TEXTO FORNECIDO ->
A figura de Joana d’Arc através dos séculos foi estudada com interesse por vezes apaixonado. Os enciclopedistas franceses do século XVIII (Voltaire, Diderot, Montesquieu…) atacaram-na sarcasticamente, encontrando fortes aplausos por parte da sociedade frívola da época. A obra satírica «La Pucelle» de Voltaire foi reeditada mais de 60 vezes entre 1760 e 1790. Ao contrário, o povo francês sempre se conservou grato e fiel à sua heroína. No fim do século passado (27/1/1894) iniciou-se o processo de glorificação de Joana d’Arc dentro da Igreja; aos 18 de abril de 1909 Pio X declarou-a bem-aventurada e, finalmente, Bento XV, aos 16 de maio de 1920, canonizou a donzela.
Ora a condenação de Joana d’Arc por parte de um tribunal dito «eclesiástico» e, posteriormente, a reabilitação da mesma são motivo de perplexidade por parte ido público.
Este desconcerto, porém, pode ser saneado sem dificuldade desde que se conheça exatamente o trâmite da vida e do processo de Joana d’Arc. Tal será o objeto da exposição a ser feita nas páginas que se seguem.
1. A figura histórica de Joana d’Arc
1.1. Os precedentes
O cenário histórico em que aparece Joana d’Arc, é o da guerra dita «dos Cem Anos» (1337-1453) entre a França e a Inglaterra.
Em 1415 Henrique V da Inglaterra invadiu a França com o intuito de derrubar o rei Carlos VI. Os invasores encontraram apoio da parte da Borgonha, cujo duque Filipe o Bom reconheceu Henrique V da Inglaterra como legítimo soberano da França; ao mesmo tempo, Carlos VI, cuja saúde mental estava abalada, deserdou seu filho e nomeou o monarca inglês herdeiro e regente do país. Em 1422, morreram Henrique V e Carlos VI. O filho deste, Carlos VII, fez-se coroar em Poitiers, e estabeleceu sua corte em Bourges, enquanto os ingleses caminhavam em território francês e assediavam a cidade de Orleães. Carlos VII era figura fraca, que nada fazia para deter os invasores, mas, ao contrário, permitia que homens ineptos e gozadores dirigissem o seu povo.
Foi então que entrou em ação uma jovem de 17 anos, que prometia salvar a França.
1.2. Intervenção de Joana
Joana nasceu em Domrémy, de família camponesa, aos 6 de janeiro de 1412. Não aprendeu a ler e escrever, mas possuía profundo senso religioso. Aos 13 anos de idade, começou a ouvir certas vozes, que ela identificou com as de S. Miguel Arcanjo, S. Catarina de Alexandria e S. Margarida; exortavam-na a ir socorrer a França.

DADOS EXTRAÍDOS ->

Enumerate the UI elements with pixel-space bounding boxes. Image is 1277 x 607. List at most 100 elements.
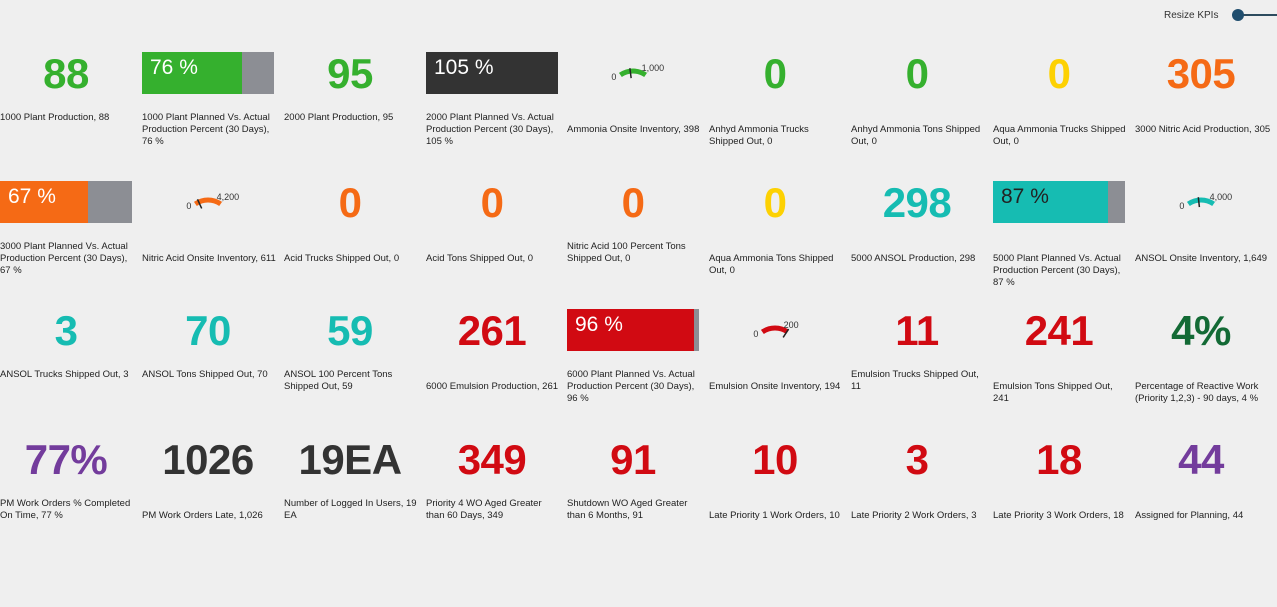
* * *
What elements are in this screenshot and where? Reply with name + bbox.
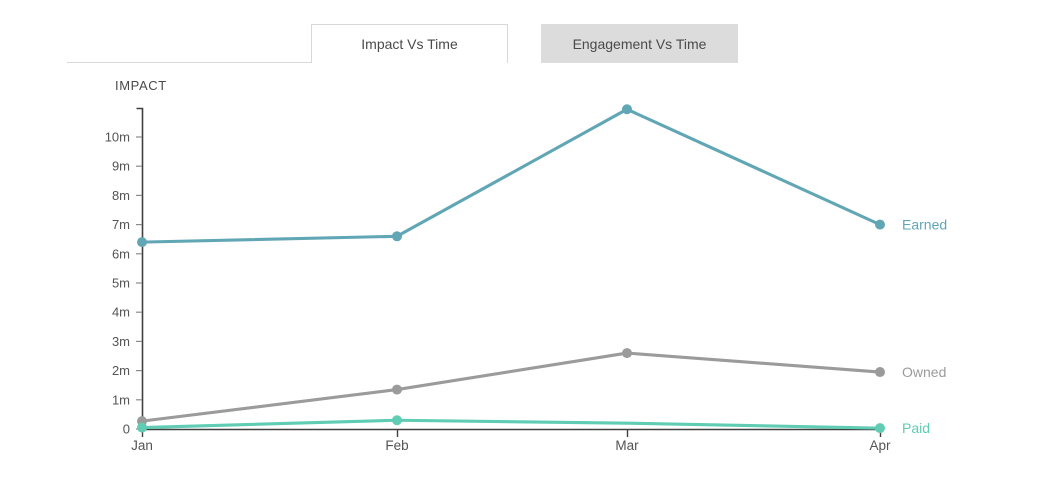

EXERCÍCIO PROPOSTO -> De acordo com o texto sobre Joana d'Arc, em que data Bento XV a canonizou?

RESPOSTA CORRETA -> Em 16 de maio de 1920.